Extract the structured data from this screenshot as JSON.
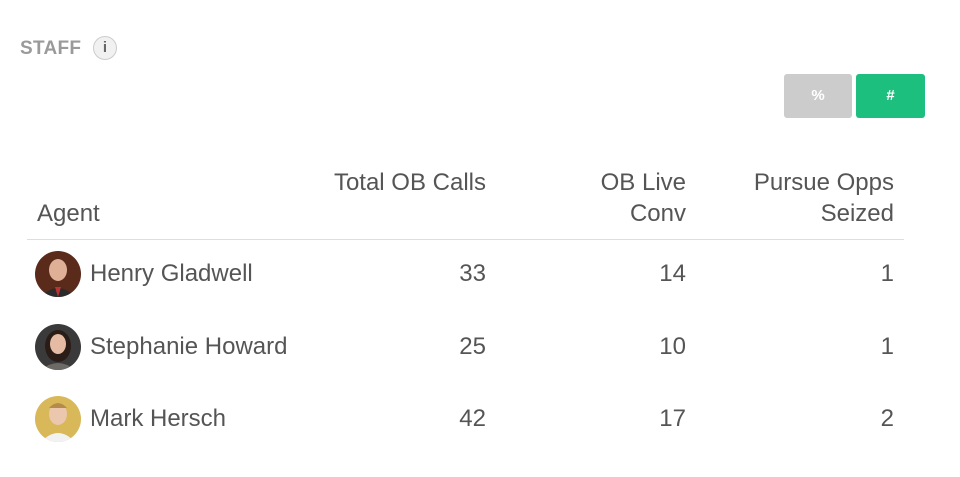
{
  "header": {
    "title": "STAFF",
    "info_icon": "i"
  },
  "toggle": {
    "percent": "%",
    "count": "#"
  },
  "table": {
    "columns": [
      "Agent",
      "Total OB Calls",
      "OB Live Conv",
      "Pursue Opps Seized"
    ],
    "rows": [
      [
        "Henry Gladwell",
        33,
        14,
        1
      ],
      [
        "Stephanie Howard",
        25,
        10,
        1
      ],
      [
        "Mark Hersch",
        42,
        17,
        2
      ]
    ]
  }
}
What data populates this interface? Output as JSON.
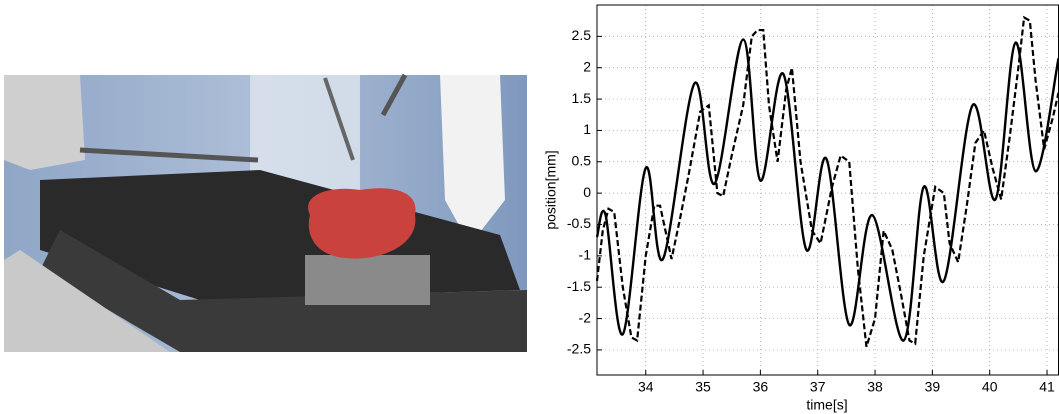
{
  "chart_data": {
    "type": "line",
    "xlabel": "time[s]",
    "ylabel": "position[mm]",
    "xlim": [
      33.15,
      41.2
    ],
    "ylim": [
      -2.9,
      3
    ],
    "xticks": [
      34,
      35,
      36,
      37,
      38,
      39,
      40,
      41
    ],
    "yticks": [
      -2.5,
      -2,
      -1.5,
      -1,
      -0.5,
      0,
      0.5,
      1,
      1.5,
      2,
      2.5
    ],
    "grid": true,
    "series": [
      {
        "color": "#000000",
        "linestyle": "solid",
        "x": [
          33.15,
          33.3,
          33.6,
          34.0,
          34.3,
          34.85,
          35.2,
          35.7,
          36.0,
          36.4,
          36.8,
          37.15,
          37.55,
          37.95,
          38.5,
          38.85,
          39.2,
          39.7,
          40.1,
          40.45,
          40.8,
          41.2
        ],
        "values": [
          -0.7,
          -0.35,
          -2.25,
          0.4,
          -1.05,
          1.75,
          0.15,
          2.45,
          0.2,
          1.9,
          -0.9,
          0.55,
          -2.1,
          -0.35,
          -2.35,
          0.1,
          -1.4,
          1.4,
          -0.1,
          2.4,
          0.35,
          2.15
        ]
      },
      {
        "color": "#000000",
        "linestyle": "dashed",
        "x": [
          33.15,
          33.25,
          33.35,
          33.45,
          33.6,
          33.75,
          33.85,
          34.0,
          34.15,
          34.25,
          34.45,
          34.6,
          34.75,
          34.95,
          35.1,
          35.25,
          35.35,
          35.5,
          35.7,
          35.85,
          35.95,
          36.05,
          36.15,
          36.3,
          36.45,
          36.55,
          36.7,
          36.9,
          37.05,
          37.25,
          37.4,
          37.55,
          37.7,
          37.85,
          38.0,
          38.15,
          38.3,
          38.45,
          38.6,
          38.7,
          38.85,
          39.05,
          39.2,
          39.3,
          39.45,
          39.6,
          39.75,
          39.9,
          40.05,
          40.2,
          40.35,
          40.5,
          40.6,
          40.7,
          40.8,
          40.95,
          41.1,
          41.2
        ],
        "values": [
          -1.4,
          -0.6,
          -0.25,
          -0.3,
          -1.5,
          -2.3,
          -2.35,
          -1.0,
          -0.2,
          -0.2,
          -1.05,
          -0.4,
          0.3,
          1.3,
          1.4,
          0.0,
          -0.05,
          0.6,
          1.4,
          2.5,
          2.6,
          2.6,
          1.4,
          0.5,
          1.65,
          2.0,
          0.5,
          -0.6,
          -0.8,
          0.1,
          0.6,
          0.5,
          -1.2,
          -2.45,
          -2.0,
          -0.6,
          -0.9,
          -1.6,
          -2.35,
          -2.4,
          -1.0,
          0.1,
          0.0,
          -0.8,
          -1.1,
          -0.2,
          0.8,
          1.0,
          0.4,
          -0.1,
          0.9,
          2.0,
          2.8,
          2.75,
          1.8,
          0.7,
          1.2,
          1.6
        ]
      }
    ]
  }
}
######
WORK INSTRUCTIONS:
Restate each line of the records exactly; pictures do not belong in the copy.

REPLY TO THE TASK:
Extract the structured data from this screenshot as JSON.
{
  "header": {
    "title": "STAFF",
    "info_icon": "i"
  },
  "toggle": {
    "percent": "%",
    "count": "#"
  },
  "table": {
    "columns": [
      "Agent",
      "Total OB Calls",
      "OB Live Conv",
      "Pursue Opps Seized"
    ],
    "rows": [
      [
        "Henry Gladwell",
        33,
        14,
        1
      ],
      [
        "Stephanie Howard",
        25,
        10,
        1
      ],
      [
        "Mark Hersch",
        42,
        17,
        2
      ]
    ]
  }
}
What data populates this interface? Output as JSON.
{
  "chart_data": {
    "type": "line",
    "xlabel": "time[s]",
    "ylabel": "position[mm]",
    "xlim": [
      33.15,
      41.2
    ],
    "ylim": [
      -2.9,
      3
    ],
    "xticks": [
      34,
      35,
      36,
      37,
      38,
      39,
      40,
      41
    ],
    "yticks": [
      -2.5,
      -2,
      -1.5,
      -1,
      -0.5,
      0,
      0.5,
      1,
      1.5,
      2,
      2.5
    ],
    "grid": true,
    "series": [
      {
        "color": "#000000",
        "linestyle": "solid",
        "x": [
          33.15,
          33.3,
          33.6,
          34.0,
          34.3,
          34.85,
          35.2,
          35.7,
          36.0,
          36.4,
          36.8,
          37.15,
          37.55,
          37.95,
          38.5,
          38.85,
          39.2,
          39.7,
          40.1,
          40.45,
          40.8,
          41.2
        ],
        "values": [
          -0.7,
          -0.35,
          -2.25,
          0.4,
          -1.05,
          1.75,
          0.15,
          2.45,
          0.2,
          1.9,
          -0.9,
          0.55,
          -2.1,
          -0.35,
          -2.35,
          0.1,
          -1.4,
          1.4,
          -0.1,
          2.4,
          0.35,
          2.15
        ]
      },
      {
        "color": "#000000",
        "linestyle": "dashed",
        "x": [
          33.15,
          33.25,
          33.35,
          33.45,
          33.6,
          33.75,
          33.85,
          34.0,
          34.15,
          34.25,
          34.45,
          34.6,
          34.75,
          34.95,
          35.1,
          35.25,
          35.35,
          35.5,
          35.7,
          35.85,
          35.95,
          36.05,
          36.15,
          36.3,
          36.45,
          36.55,
          36.7,
          36.9,
          37.05,
          37.25,
          37.4,
          37.55,
          37.7,
          37.85,
          38.0,
          38.15,
          38.3,
          38.45,
          38.6,
          38.7,
          38.85,
          39.05,
          39.2,
          39.3,
          39.45,
          39.6,
          39.75,
          39.9,
          40.05,
          40.2,
          40.35,
          40.5,
          40.6,
          40.7,
          40.8,
          40.95,
          41.1,
          41.2
        ],
        "values": [
          -1.4,
          -0.6,
          -0.25,
          -0.3,
          -1.5,
          -2.3,
          -2.35,
          -1.0,
          -0.2,
          -0.2,
          -1.05,
          -0.4,
          0.3,
          1.3,
          1.4,
          0.0,
          -0.05,
          0.6,
          1.4,
          2.5,
          2.6,
          2.6,
          1.4,
          0.5,
          1.65,
          2.0,
          0.5,
          -0.6,
          -0.8,
          0.1,
          0.6,
          0.5,
          -1.2,
          -2.45,
          -2.0,
          -0.6,
          -0.9,
          -1.6,
          -2.35,
          -2.4,
          -1.0,
          0.1,
          0.0,
          -0.8,
          -1.1,
          -0.2,
          0.8,
          1.0,
          0.4,
          -0.1,
          0.9,
          2.0,
          2.8,
          2.75,
          1.8,
          0.7,
          1.2,
          1.6
        ]
      }
    ]
  }
}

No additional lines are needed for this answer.